* PROMPT:
Read through the data and report every line in which the word "this" occurs.

* EXERCISE MATERIALS:

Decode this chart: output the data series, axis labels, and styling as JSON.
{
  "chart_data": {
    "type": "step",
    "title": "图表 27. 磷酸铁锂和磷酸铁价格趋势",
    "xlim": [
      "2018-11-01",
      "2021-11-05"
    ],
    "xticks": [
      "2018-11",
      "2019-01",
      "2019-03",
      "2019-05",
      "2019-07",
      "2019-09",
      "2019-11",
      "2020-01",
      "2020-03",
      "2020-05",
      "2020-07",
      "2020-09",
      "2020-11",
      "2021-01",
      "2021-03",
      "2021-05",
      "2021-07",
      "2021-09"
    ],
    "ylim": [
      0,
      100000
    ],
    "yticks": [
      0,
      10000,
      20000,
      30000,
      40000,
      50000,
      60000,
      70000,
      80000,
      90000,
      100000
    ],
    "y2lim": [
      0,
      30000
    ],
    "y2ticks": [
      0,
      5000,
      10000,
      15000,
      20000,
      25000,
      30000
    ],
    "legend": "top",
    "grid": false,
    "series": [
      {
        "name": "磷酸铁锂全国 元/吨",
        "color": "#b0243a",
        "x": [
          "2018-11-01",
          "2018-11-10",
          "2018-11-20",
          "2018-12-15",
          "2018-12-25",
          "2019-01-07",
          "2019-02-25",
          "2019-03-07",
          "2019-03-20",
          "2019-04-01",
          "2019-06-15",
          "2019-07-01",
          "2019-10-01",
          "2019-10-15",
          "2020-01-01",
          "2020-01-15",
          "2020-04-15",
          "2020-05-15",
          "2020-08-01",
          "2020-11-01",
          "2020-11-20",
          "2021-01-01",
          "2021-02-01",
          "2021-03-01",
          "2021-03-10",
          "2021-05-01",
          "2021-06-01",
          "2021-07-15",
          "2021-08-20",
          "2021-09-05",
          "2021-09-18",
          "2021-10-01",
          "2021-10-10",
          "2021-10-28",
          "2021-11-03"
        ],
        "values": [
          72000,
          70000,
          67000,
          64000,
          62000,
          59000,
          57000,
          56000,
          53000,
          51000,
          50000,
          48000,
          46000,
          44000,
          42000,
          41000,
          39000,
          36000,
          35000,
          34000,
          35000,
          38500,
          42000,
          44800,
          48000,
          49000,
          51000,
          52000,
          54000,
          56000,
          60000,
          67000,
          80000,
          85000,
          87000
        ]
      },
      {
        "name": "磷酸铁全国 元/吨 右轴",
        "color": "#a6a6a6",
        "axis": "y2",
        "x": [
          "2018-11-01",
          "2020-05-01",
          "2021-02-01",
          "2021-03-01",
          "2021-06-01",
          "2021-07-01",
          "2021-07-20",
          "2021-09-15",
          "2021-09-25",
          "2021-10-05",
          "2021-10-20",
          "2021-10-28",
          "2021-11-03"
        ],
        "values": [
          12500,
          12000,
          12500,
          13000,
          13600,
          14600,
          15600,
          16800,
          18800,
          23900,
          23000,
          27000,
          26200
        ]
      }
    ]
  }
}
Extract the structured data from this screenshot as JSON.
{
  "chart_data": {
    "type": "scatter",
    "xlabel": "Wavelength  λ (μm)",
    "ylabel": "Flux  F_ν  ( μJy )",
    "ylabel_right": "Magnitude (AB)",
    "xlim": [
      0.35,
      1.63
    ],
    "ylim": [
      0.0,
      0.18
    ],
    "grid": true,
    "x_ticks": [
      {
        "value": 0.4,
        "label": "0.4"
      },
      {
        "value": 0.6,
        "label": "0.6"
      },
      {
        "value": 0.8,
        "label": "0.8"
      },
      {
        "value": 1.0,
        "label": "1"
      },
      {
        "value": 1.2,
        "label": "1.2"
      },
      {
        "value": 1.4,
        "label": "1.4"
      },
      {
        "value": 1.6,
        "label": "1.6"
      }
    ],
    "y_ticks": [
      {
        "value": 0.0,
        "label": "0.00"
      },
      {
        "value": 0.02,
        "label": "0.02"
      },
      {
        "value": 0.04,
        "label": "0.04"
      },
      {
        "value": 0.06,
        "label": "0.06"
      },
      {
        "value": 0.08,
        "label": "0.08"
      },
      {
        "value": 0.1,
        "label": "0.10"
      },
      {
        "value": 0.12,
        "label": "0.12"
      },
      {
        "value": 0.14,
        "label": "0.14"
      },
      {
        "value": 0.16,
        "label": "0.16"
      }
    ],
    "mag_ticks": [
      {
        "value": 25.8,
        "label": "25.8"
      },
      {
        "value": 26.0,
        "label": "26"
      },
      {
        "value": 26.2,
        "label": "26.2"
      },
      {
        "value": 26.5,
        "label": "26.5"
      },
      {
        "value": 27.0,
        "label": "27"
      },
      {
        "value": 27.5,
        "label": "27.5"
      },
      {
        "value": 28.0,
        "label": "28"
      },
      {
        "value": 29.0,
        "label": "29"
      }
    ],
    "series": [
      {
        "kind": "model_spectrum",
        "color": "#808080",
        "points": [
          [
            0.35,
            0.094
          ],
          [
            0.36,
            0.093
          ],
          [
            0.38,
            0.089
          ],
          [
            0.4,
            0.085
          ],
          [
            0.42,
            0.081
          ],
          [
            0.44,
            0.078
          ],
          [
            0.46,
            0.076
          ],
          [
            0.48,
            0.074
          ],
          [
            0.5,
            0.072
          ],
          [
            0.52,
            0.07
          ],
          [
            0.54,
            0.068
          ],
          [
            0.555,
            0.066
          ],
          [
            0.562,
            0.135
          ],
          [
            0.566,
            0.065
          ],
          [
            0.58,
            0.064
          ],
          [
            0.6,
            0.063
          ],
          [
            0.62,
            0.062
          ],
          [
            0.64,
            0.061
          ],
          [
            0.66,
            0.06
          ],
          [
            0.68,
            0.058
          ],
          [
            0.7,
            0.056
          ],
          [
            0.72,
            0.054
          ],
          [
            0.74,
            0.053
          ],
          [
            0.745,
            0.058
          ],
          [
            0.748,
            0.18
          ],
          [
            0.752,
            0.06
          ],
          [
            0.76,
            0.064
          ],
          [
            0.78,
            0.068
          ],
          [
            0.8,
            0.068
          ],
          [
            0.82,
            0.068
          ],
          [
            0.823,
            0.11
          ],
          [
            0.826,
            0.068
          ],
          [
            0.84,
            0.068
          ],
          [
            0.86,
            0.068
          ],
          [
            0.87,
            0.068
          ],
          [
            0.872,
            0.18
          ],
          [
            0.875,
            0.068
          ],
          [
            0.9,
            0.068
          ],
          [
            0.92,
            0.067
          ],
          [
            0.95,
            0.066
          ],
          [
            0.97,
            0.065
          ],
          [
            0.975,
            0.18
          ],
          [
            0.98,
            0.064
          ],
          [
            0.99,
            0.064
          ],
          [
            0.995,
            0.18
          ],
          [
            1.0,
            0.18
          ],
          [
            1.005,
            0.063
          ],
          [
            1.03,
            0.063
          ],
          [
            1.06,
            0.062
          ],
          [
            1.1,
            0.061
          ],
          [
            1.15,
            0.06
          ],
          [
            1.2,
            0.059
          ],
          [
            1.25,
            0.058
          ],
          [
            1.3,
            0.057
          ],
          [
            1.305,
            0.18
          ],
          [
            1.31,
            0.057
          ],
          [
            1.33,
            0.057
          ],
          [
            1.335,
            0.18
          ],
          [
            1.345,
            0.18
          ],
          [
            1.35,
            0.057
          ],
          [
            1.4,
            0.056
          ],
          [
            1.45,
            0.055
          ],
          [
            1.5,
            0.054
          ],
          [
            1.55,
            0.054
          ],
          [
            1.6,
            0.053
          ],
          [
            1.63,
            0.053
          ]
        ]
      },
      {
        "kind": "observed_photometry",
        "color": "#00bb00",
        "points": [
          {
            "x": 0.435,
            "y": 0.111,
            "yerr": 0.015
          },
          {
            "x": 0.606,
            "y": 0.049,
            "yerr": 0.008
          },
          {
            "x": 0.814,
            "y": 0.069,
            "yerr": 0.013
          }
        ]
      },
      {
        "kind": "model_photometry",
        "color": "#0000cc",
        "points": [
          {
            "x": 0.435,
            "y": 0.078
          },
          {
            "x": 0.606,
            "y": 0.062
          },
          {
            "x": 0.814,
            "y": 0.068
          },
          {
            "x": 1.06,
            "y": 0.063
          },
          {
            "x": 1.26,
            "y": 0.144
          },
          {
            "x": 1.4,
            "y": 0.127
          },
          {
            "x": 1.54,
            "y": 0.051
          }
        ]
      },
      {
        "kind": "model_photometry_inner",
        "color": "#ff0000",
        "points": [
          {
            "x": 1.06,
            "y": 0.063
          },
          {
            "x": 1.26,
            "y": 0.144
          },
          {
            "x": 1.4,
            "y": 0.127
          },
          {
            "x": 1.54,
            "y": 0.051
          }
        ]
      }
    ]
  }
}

* FULL OUTPUT:
Decode this chart: output the data series, axis labels, and styling as JSON.
Extract the structured data from this screenshot as JSON.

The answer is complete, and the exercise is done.